## EXERCISE INSTRUCTIONS
From the entries below, pull out each line where "group" appears.

== DATASET EXTRACT ==

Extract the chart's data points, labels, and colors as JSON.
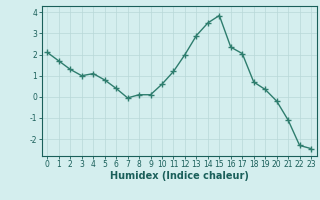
{
  "x": [
    0,
    1,
    2,
    3,
    4,
    5,
    6,
    7,
    8,
    9,
    10,
    11,
    12,
    13,
    14,
    15,
    16,
    17,
    18,
    19,
    20,
    21,
    22,
    23
  ],
  "y": [
    2.1,
    1.7,
    1.3,
    1.0,
    1.1,
    0.8,
    0.4,
    -0.05,
    0.1,
    0.1,
    0.6,
    1.2,
    2.0,
    2.9,
    3.5,
    3.85,
    2.35,
    2.05,
    0.7,
    0.35,
    -0.2,
    -1.1,
    -2.3,
    -2.45
  ],
  "line_color": "#2e7d6e",
  "marker": "+",
  "marker_size": 4,
  "marker_linewidth": 1.0,
  "linewidth": 1.0,
  "background_color": "#d4eeee",
  "grid_color": "#b8d8d8",
  "axis_color": "#1a5f5a",
  "xlabel": "Humidex (Indice chaleur)",
  "ylim": [
    -2.8,
    4.3
  ],
  "xlim": [
    -0.5,
    23.5
  ],
  "yticks": [
    -2,
    -1,
    0,
    1,
    2,
    3,
    4
  ],
  "xticks": [
    0,
    1,
    2,
    3,
    4,
    5,
    6,
    7,
    8,
    9,
    10,
    11,
    12,
    13,
    14,
    15,
    16,
    17,
    18,
    19,
    20,
    21,
    22,
    23
  ],
  "tick_label_fontsize": 5.5,
  "xlabel_fontsize": 7.0,
  "xlabel_fontweight": "bold"
}
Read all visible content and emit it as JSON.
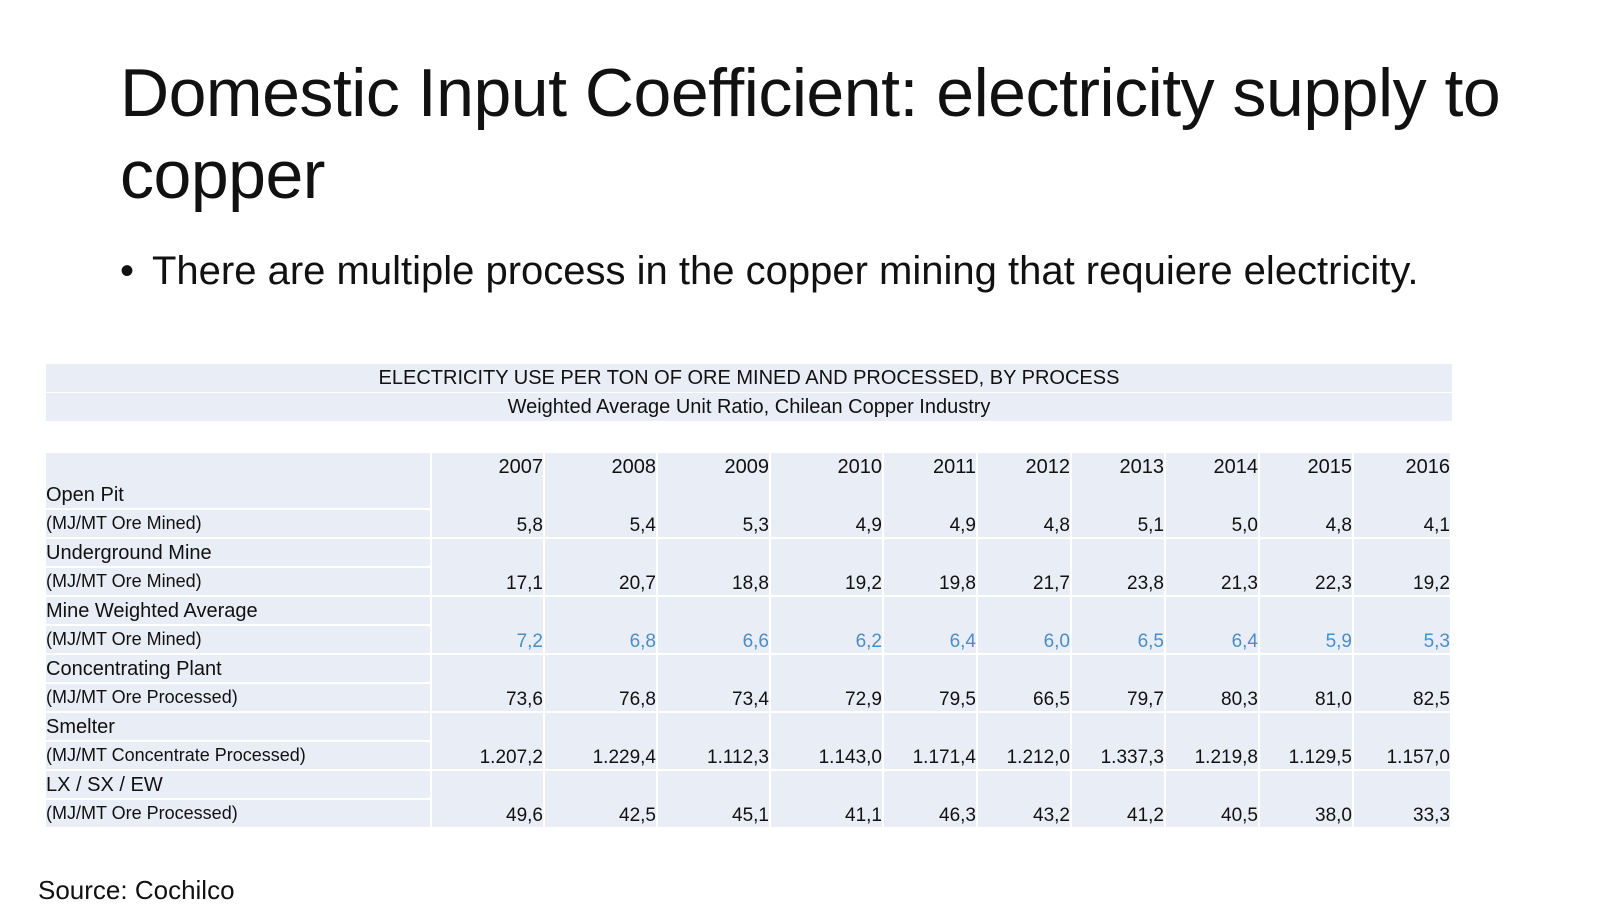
{
  "slide": {
    "title": "Domestic Input Coefficient: electricity supply to copper",
    "bullet": "There are multiple process in the copper mining that requiere electricity.",
    "source": "Source: Cochilco"
  },
  "table": {
    "caption_line1": "ELECTRICITY USE PER TON OF ORE MINED AND PROCESSED, BY PROCESS",
    "caption_line2": "Weighted Average Unit Ratio, Chilean Copper Industry",
    "years": [
      "2007",
      "2008",
      "2009",
      "2010",
      "2011",
      "2012",
      "2013",
      "2014",
      "2015",
      "2016"
    ],
    "rows": [
      {
        "name": "Open Pit",
        "unit": "(MJ/MT Ore Mined)",
        "values": [
          "5,8",
          "5,4",
          "5,3",
          "4,9",
          "4,9",
          "4,8",
          "5,1",
          "5,0",
          "4,8",
          "4,1"
        ]
      },
      {
        "name": "Underground Mine",
        "unit": "(MJ/MT Ore Mined)",
        "values": [
          "17,1",
          "20,7",
          "18,8",
          "19,2",
          "19,8",
          "21,7",
          "23,8",
          "21,3",
          "22,3",
          "19,2"
        ]
      },
      {
        "name": "Mine Weighted Average",
        "unit": "(MJ/MT Ore Mined)",
        "values": [
          "7,2",
          "6,8",
          "6,6",
          "6,2",
          "6,4",
          "6,0",
          "6,5",
          "6,4",
          "5,9",
          "5,3"
        ]
      },
      {
        "name": "Concentrating Plant",
        "unit": "(MJ/MT Ore Processed)",
        "values": [
          "73,6",
          "76,8",
          "73,4",
          "72,9",
          "79,5",
          "66,5",
          "79,7",
          "80,3",
          "81,0",
          "82,5"
        ]
      },
      {
        "name": "Smelter",
        "unit": "(MJ/MT Concentrate Processed)",
        "values": [
          "1.207,2",
          "1.229,4",
          "1.112,3",
          "1.143,0",
          "1.171,4",
          "1.212,0",
          "1.337,3",
          "1.219,8",
          "1.129,5",
          "1.157,0"
        ]
      },
      {
        "name": "LX / SX / EW",
        "unit": "(MJ/MT Ore Processed)",
        "values": [
          "49,6",
          "42,5",
          "45,1",
          "41,1",
          "46,3",
          "43,2",
          "41,2",
          "40,5",
          "38,0",
          "33,3"
        ]
      }
    ]
  }
}
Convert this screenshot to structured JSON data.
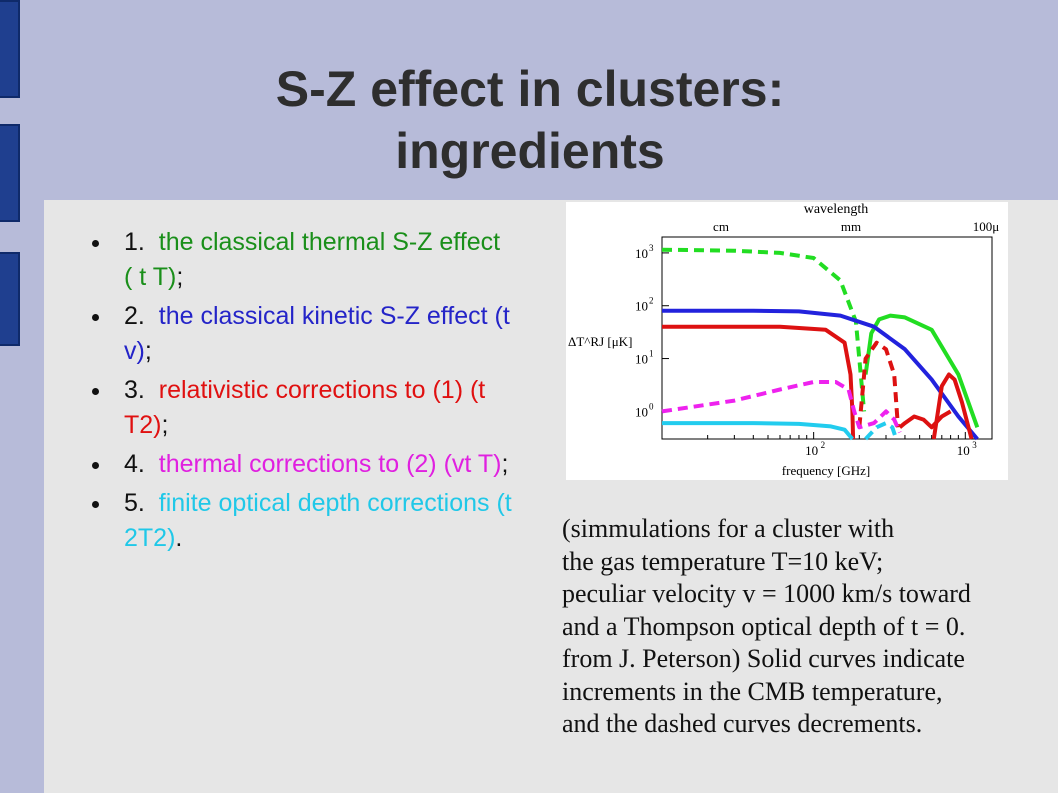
{
  "slide": {
    "title_line1": "S-Z effect in clusters:",
    "title_line2": "ingredients",
    "items": [
      {
        "num": "1.",
        "text": "the classical thermal S-Z effect (  t  T)",
        "tail": ";",
        "color": "#1a8f1a"
      },
      {
        "num": "2.",
        "text": "the classical kinetic S-Z effect (t v)",
        "tail": ";",
        "color": "#2424c8"
      },
      {
        "num": "3.",
        "text": "relativistic corrections to (1) (t T2)",
        "tail": ";",
        "color": "#e01010"
      },
      {
        "num": "4.",
        "text": "thermal corrections to (2) (vt T)",
        "tail": ";",
        "color": "#e020e0"
      },
      {
        "num": "5.",
        "text": "finite optical depth corrections (t 2T2)",
        "tail": ".",
        "color": "#20c8e8"
      }
    ],
    "caption_lines": [
      "(simmulations  for a cluster with",
      "the gas temperature T=10  keV;",
      "peculiar velocity v =  1000  km/s toward",
      "and a Thompson optical depth of t = 0.",
      "from J. Peterson)  Solid curves indicate",
      "increments in the CMB temperature,",
      "and the dashed curves decrements."
    ]
  },
  "chart_data": {
    "type": "line",
    "xlabel": "frequency [GHz]",
    "ylabel": "ΔT^RJ [μK]",
    "top_axis_label": "wavelength",
    "top_tick_labels": [
      "cm",
      "mm",
      "100μ"
    ],
    "x_scale": "log",
    "y_scale": "log",
    "xlim": [
      10,
      1500
    ],
    "ylim": [
      0.3,
      2000
    ],
    "x_tick_labels": [
      {
        "v": 100,
        "label": "10",
        "exp": "2"
      },
      {
        "v": 1000,
        "label": "10",
        "exp": "3"
      }
    ],
    "y_tick_labels": [
      {
        "v": 1,
        "label": "10",
        "exp": "0"
      },
      {
        "v": 10,
        "label": "10",
        "exp": "1"
      },
      {
        "v": 100,
        "label": "10",
        "exp": "2"
      },
      {
        "v": 1000,
        "label": "10",
        "exp": "3"
      }
    ],
    "series": [
      {
        "id": "thermal-dec",
        "color": "#22dd22",
        "dashed": true,
        "x": [
          10,
          30,
          60,
          100,
          150,
          190,
          215
        ],
        "y": [
          1150,
          1100,
          1000,
          800,
          300,
          50,
          1
        ]
      },
      {
        "id": "thermal-inc",
        "color": "#22dd22",
        "dashed": false,
        "x": [
          220,
          240,
          270,
          320,
          400,
          600,
          900,
          1200
        ],
        "y": [
          5,
          30,
          55,
          65,
          60,
          35,
          5,
          0.5
        ]
      },
      {
        "id": "kinetic",
        "color": "#2222dd",
        "dashed": false,
        "x": [
          10,
          40,
          80,
          150,
          250,
          400,
          600,
          900,
          1200
        ],
        "y": [
          80,
          80,
          78,
          65,
          40,
          15,
          4,
          0.8,
          0.2
        ]
      },
      {
        "id": "relativistic-a",
        "color": "#dd1111",
        "dashed": false,
        "x": [
          10,
          60,
          120,
          160,
          175,
          180,
          182
        ],
        "y": [
          40,
          40,
          35,
          20,
          5,
          1,
          0.3
        ]
      },
      {
        "id": "relativistic-b",
        "color": "#dd1111",
        "dashed": true,
        "x": [
          200,
          220,
          260,
          300,
          340,
          360
        ],
        "y": [
          0.5,
          10,
          20,
          15,
          5,
          0.5
        ]
      },
      {
        "id": "relativistic-c",
        "color": "#dd1111",
        "dashed": false,
        "x": [
          370,
          400,
          460,
          530,
          600,
          700,
          800
        ],
        "y": [
          0.5,
          0.6,
          0.8,
          0.7,
          0.5,
          0.8,
          1
        ]
      },
      {
        "id": "relativistic-d",
        "color": "#dd1111",
        "dashed": false,
        "x": [
          620,
          700,
          780,
          850,
          950,
          1050,
          1100
        ],
        "y": [
          0.3,
          3,
          5,
          4,
          1.5,
          0.5,
          0.3
        ]
      },
      {
        "id": "thermal-kin",
        "color": "#ee22ee",
        "dashed": true,
        "x": [
          10,
          30,
          60,
          100,
          140,
          170,
          185,
          200,
          250,
          300,
          340,
          370
        ],
        "y": [
          1,
          1.6,
          2.6,
          3.6,
          3.6,
          2.6,
          1,
          0.5,
          0.6,
          1,
          0.7,
          0.4
        ]
      },
      {
        "id": "optical-a",
        "color": "#22ccee",
        "dashed": false,
        "x": [
          10,
          40,
          80,
          130,
          160,
          180
        ],
        "y": [
          0.6,
          0.6,
          0.58,
          0.52,
          0.45,
          0.3
        ]
      },
      {
        "id": "optical-b",
        "color": "#22ccee",
        "dashed": true,
        "x": [
          220,
          260,
          300,
          330,
          350
        ],
        "y": [
          0.3,
          0.5,
          0.6,
          0.5,
          0.3
        ]
      }
    ]
  }
}
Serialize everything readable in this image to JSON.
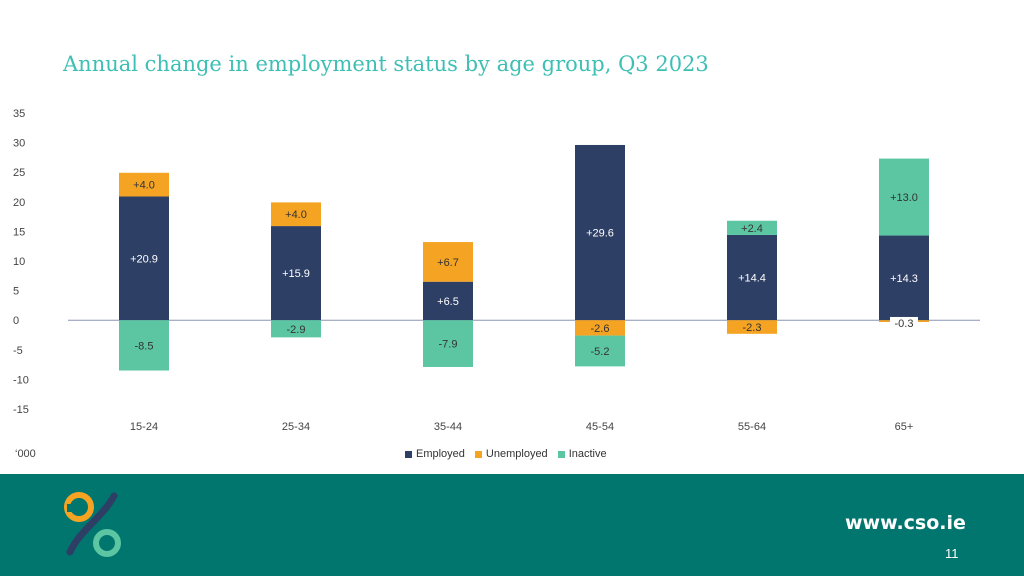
{
  "title": "Annual change in employment status by age group, Q3 2023",
  "unit_label": "‘000",
  "footer": {
    "site": "www.cso.ie",
    "page_number": "11",
    "logo_icon": "cso-logo-icon"
  },
  "colors": {
    "Employed": "#2e3f66",
    "Unemployed": "#f4a322",
    "Inactive": "#5cc6a2"
  },
  "chart_data": {
    "type": "bar",
    "stacked": true,
    "title": "Annual change in employment status by age group, Q3 2023",
    "categories": [
      "15-24",
      "25-34",
      "35-44",
      "45-54",
      "55-64",
      "65+"
    ],
    "series": [
      {
        "name": "Employed",
        "values": [
          20.9,
          15.9,
          6.5,
          29.6,
          14.4,
          14.3
        ]
      },
      {
        "name": "Unemployed",
        "values": [
          4.0,
          4.0,
          6.7,
          -2.6,
          -2.3,
          -0.3
        ]
      },
      {
        "name": "Inactive",
        "values": [
          -8.5,
          -2.9,
          -7.9,
          -5.2,
          2.4,
          13.0
        ]
      }
    ],
    "data_labels": [
      [
        "+20.9",
        "+15.9",
        "+6.5",
        "+29.6",
        "+14.4",
        "+14.3"
      ],
      [
        "+4.0",
        "+4.0",
        "+6.7",
        "-2.6",
        "-2.3",
        "-0.3"
      ],
      [
        "-8.5",
        "-2.9",
        "-7.9",
        "-5.2",
        "+2.4",
        "+13.0"
      ]
    ],
    "ylim": [
      -15,
      35
    ],
    "yticks": [
      35,
      30,
      25,
      20,
      15,
      10,
      5,
      0,
      -5,
      -10,
      -15
    ],
    "grid": false,
    "legend": "bottom"
  }
}
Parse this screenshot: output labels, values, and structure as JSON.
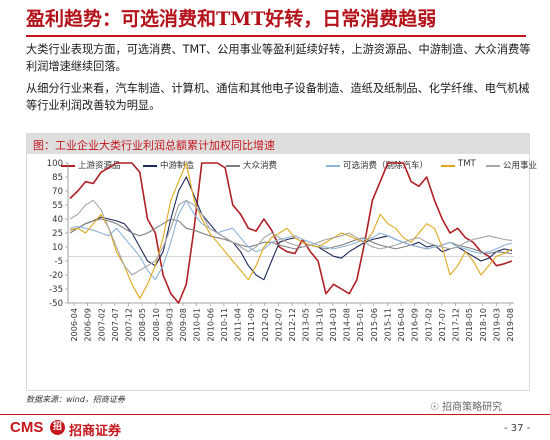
{
  "slide": {
    "title": "盈利趋势：可选消费和TMT好转，日常消费趋弱",
    "paragraph1": "大类行业表现方面，可选消费、TMT、公用事业等盈利延续好转，上游资源品、中游制造、大众消费等利润增速继续回落。",
    "paragraph2": "从细分行业来看，汽车制造、计算机、通信和其他电子设备制造、造纸及纸制品、化学纤维、电气机械等行业利润改善较为明显。",
    "source": "数据来源：wind，招商证券",
    "wechat": "招商策略研究",
    "page_number": "- 37 -",
    "logo_text": "CMS",
    "logo_mark": "招",
    "logo_cn": "招商证券"
  },
  "colors": {
    "accent": "#c4161c",
    "upstream": "#b01f24",
    "midstream": "#1f2a5c",
    "mass_consumer": "#7f7f7f",
    "discretionary": "#8eb4d8",
    "tmt": "#e0a81c",
    "utilities": "#a6a6a6"
  },
  "chart_data": {
    "type": "line",
    "title": "图：工业企业大类行业利润总额累计加权同比增速",
    "ylim": [
      -50,
      100
    ],
    "yticks": [
      100,
      85,
      70,
      55,
      40,
      25,
      10,
      -5,
      -20,
      -35,
      -50
    ],
    "y_tick_labels": [
      "100",
      "85",
      "70",
      "55",
      "40",
      "25",
      "10",
      "-5",
      "-20",
      "-35",
      "-50"
    ],
    "x_tick_labels": [
      "2006-04",
      "2006-09",
      "2007-02",
      "2007-07",
      "2007-12",
      "2008-05",
      "2008-10",
      "2009-03",
      "2009-08",
      "2010-01",
      "2010-06",
      "2010-11",
      "2011-04",
      "2011-09",
      "2012-02",
      "2012-07",
      "2012-12",
      "2013-05",
      "2013-10",
      "2014-03",
      "2014-08",
      "2015-01",
      "2015-06",
      "2015-11",
      "2016-04",
      "2016-09",
      "2017-02",
      "2017-07",
      "2017-12",
      "2018-05",
      "2018-10",
      "2019-03",
      "2019-08"
    ],
    "grid": false,
    "legend_position": "top",
    "series": [
      {
        "name": "上游资源品",
        "color": "#b01f24",
        "width": 1.6,
        "values": [
          62,
          70,
          80,
          78,
          90,
          95,
          100,
          100,
          100,
          90,
          40,
          25,
          -20,
          -40,
          -50,
          -30,
          30,
          100,
          100,
          100,
          95,
          55,
          45,
          30,
          27,
          40,
          28,
          10,
          5,
          3,
          18,
          5,
          -5,
          -40,
          -30,
          -35,
          -40,
          -25,
          15,
          60,
          80,
          100,
          100,
          100,
          80,
          75,
          85,
          60,
          40,
          25,
          30,
          20,
          15,
          5,
          0,
          -10,
          -8,
          -5
        ]
      },
      {
        "name": "中游制造",
        "color": "#1f2a5c",
        "width": 1.1,
        "values": [
          28,
          30,
          35,
          38,
          42,
          40,
          38,
          35,
          25,
          10,
          -5,
          -10,
          5,
          40,
          70,
          85,
          65,
          45,
          35,
          25,
          20,
          15,
          5,
          -10,
          -20,
          -25,
          -5,
          15,
          18,
          20,
          15,
          12,
          10,
          5,
          0,
          -2,
          5,
          10,
          15,
          18,
          20,
          22,
          18,
          15,
          12,
          15,
          10,
          12,
          5,
          8,
          10,
          5,
          0,
          -5,
          -2,
          5,
          8,
          6
        ]
      },
      {
        "name": "大众消费",
        "color": "#7f7f7f",
        "width": 1.1,
        "values": [
          25,
          30,
          35,
          38,
          40,
          38,
          35,
          30,
          25,
          22,
          25,
          30,
          35,
          40,
          38,
          30,
          28,
          25,
          22,
          20,
          18,
          15,
          12,
          10,
          12,
          15,
          15,
          12,
          10,
          8,
          10,
          12,
          10,
          8,
          10,
          12,
          15,
          18,
          20,
          15,
          12,
          10,
          8,
          10,
          12,
          10,
          8,
          10,
          12,
          15,
          12,
          10,
          8,
          5,
          3,
          5,
          4,
          3
        ]
      },
      {
        "name": "可选消费（剔除汽车）",
        "color": "#8eb4d8",
        "width": 1.1,
        "values": [
          30,
          32,
          30,
          28,
          25,
          22,
          30,
          20,
          10,
          0,
          -15,
          -25,
          -10,
          15,
          45,
          60,
          45,
          35,
          30,
          25,
          28,
          30,
          20,
          10,
          5,
          8,
          15,
          18,
          20,
          22,
          18,
          15,
          12,
          10,
          8,
          10,
          12,
          15,
          18,
          20,
          25,
          22,
          18,
          15,
          12,
          10,
          8,
          10,
          12,
          15,
          10,
          8,
          5,
          3,
          5,
          8,
          12,
          14
        ]
      },
      {
        "name": "TMT",
        "color": "#e0a81c",
        "width": 1.1,
        "values": [
          28,
          30,
          25,
          35,
          45,
          30,
          5,
          -10,
          -30,
          -45,
          -30,
          -10,
          20,
          60,
          80,
          100,
          60,
          40,
          25,
          15,
          5,
          -5,
          -15,
          -25,
          -10,
          10,
          20,
          25,
          30,
          20,
          15,
          12,
          10,
          15,
          20,
          25,
          22,
          18,
          15,
          25,
          45,
          35,
          30,
          20,
          15,
          25,
          35,
          30,
          10,
          -20,
          -10,
          5,
          -5,
          -20,
          -10,
          0,
          3,
          8
        ]
      },
      {
        "name": "公用事业",
        "color": "#a6a6a6",
        "width": 1.1,
        "values": [
          40,
          45,
          55,
          60,
          50,
          30,
          10,
          -10,
          -20,
          -15,
          -10,
          -5,
          10,
          30,
          55,
          60,
          55,
          45,
          30,
          25,
          20,
          15,
          10,
          5,
          10,
          20,
          25,
          20,
          15,
          12,
          10,
          12,
          15,
          18,
          20,
          22,
          25,
          20,
          15,
          10,
          8,
          10,
          12,
          15,
          18,
          20,
          15,
          12,
          10,
          8,
          10,
          15,
          18,
          20,
          22,
          20,
          18,
          17
        ]
      }
    ]
  }
}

===

## TASK RESULT
  "title": "Annual change in employment status by age group, Q3 2023",
    "title": "Annual change in employment status by age group, Q3 2023",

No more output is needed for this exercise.